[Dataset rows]
— Begin —

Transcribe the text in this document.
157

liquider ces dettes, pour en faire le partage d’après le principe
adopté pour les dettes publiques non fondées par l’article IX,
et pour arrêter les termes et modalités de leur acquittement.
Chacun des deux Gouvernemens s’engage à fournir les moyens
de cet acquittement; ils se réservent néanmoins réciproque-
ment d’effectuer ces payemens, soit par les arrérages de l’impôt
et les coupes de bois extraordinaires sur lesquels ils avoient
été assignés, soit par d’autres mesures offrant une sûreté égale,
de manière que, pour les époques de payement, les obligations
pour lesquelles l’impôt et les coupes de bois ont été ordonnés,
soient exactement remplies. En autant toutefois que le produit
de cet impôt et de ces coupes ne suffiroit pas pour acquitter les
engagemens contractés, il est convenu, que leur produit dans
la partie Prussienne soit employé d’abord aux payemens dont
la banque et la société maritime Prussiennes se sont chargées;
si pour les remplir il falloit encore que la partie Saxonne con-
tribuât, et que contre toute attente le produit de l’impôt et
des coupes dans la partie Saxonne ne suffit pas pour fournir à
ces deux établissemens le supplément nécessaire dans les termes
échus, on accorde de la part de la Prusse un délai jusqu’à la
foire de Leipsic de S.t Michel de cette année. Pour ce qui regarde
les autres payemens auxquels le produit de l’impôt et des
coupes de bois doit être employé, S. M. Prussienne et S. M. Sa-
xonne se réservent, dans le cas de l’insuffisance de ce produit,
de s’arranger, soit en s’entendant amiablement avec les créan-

— End —

* Exercise instructions *
Repeat the whole listing exactly, keeping every line intact.

* Task output *
Transcribe the text in this document.
157

liquider ces dettes, pour en faire le partage d’après le principe
adopté pour les dettes publiques non fondées par l’article IX,
et pour arrêter les termes et modalités de leur acquittement.
Chacun des deux Gouvernemens s’engage à fournir les moyens
de cet acquittement; ils se réservent néanmoins réciproque-
ment d’effectuer ces payemens, soit par les arrérages de l’impôt
et les coupes de bois extraordinaires sur lesquels ils avoient
été assignés, soit par d’autres mesures offrant une sûreté égale,
de manière que, pour les époques de payement, les obligations
pour lesquelles l’impôt et les coupes de bois ont été ordonnés,
soient exactement remplies. En autant toutefois que le produit
de cet impôt et de ces coupes ne suffiroit pas pour acquitter les
engagemens contractés, il est convenu, que leur produit dans
la partie Prussienne soit employé d’abord aux payemens dont
la banque et la société maritime Prussiennes se sont chargées;
si pour les remplir il falloit encore que la partie Saxonne con-
tribuât, et que contre toute attente le produit de l’impôt et
des coupes dans la partie Saxonne ne suffit pas pour fournir à
ces deux établissemens le supplément nécessaire dans les termes
échus, on accorde de la part de la Prusse un délai jusqu’à la
foire de Leipsic de S.t Michel de cette année. Pour ce qui regarde
les autres payemens auxquels le produit de l’impôt et des
coupes de bois doit être employé, S. M. Prussienne et S. M. Sa-
xonne se réservent, dans le cas de l’insuffisance de ce produit,
de s’arranger, soit en s’entendant amiablement avec les créan-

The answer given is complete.